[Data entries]

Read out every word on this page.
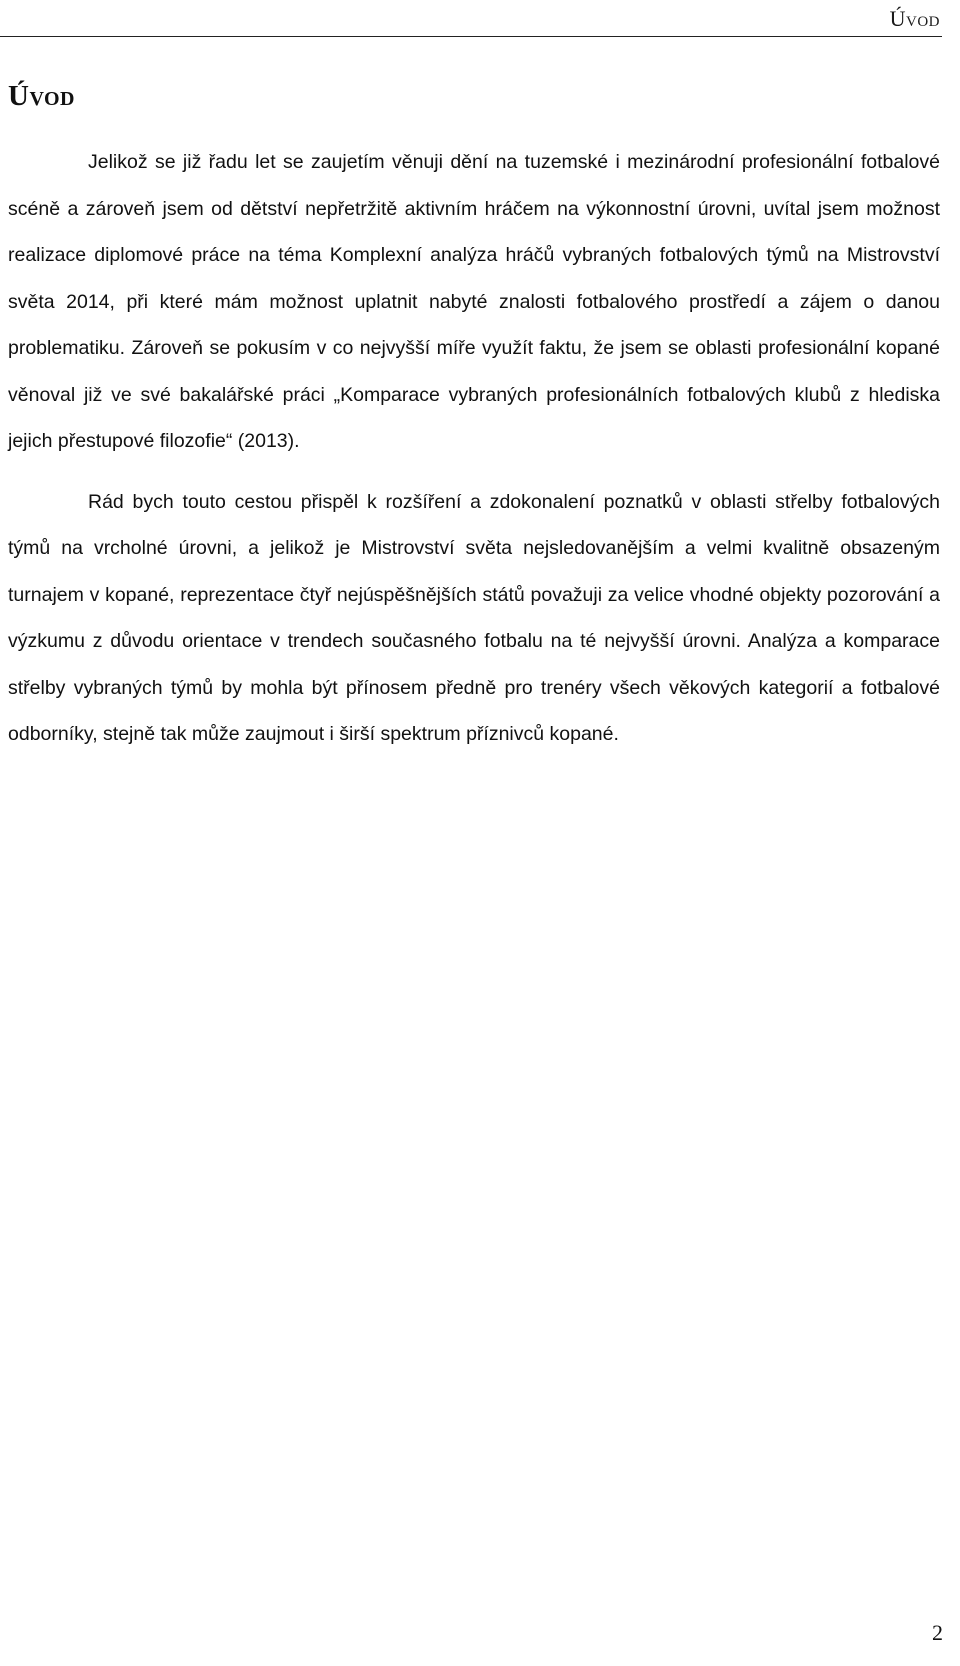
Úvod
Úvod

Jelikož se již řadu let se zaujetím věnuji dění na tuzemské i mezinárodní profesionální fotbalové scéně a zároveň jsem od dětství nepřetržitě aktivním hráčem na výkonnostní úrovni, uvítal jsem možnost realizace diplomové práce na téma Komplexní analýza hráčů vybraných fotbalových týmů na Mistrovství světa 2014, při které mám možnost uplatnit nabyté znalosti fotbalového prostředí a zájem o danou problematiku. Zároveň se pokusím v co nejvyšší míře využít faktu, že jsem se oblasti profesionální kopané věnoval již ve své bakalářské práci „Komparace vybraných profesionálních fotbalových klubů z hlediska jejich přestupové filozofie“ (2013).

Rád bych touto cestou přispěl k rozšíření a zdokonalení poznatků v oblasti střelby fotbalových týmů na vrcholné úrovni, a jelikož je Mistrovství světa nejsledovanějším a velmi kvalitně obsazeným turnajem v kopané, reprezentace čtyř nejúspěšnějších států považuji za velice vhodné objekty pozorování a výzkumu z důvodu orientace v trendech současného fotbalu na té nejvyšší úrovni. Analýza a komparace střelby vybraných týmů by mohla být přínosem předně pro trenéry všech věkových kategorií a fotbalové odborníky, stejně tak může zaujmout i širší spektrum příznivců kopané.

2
--
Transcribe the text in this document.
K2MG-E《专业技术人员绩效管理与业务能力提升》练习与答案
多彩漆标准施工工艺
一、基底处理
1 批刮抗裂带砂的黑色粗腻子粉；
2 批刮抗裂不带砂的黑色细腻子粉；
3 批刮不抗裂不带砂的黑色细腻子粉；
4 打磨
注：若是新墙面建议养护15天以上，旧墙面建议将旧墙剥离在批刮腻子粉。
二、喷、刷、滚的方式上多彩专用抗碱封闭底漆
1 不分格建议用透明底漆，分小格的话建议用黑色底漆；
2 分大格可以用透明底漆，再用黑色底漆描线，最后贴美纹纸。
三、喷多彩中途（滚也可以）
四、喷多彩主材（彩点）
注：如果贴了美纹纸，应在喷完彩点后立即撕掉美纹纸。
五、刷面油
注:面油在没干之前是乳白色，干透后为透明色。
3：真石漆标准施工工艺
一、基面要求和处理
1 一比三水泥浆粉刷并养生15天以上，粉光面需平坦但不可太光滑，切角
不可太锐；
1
==
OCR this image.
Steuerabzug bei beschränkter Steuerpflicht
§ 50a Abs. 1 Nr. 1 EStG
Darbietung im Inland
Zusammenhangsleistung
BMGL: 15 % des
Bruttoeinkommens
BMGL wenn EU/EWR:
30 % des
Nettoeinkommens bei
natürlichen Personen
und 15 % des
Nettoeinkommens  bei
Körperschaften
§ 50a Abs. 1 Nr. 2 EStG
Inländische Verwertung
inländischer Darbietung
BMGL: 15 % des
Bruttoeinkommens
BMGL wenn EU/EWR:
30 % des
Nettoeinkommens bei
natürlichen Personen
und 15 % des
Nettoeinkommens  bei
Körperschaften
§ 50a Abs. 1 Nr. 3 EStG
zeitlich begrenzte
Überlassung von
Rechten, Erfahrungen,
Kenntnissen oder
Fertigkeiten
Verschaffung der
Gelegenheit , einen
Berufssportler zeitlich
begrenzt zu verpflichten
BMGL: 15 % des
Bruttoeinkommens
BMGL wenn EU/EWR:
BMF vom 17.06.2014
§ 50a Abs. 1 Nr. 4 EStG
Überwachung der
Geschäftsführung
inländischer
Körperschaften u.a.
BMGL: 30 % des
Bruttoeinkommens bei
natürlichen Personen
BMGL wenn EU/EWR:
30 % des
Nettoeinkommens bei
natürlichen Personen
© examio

Task goal:
Tally the lines of the listing above that include the word "inländischer". Answer with the number alone.

Complete response:
2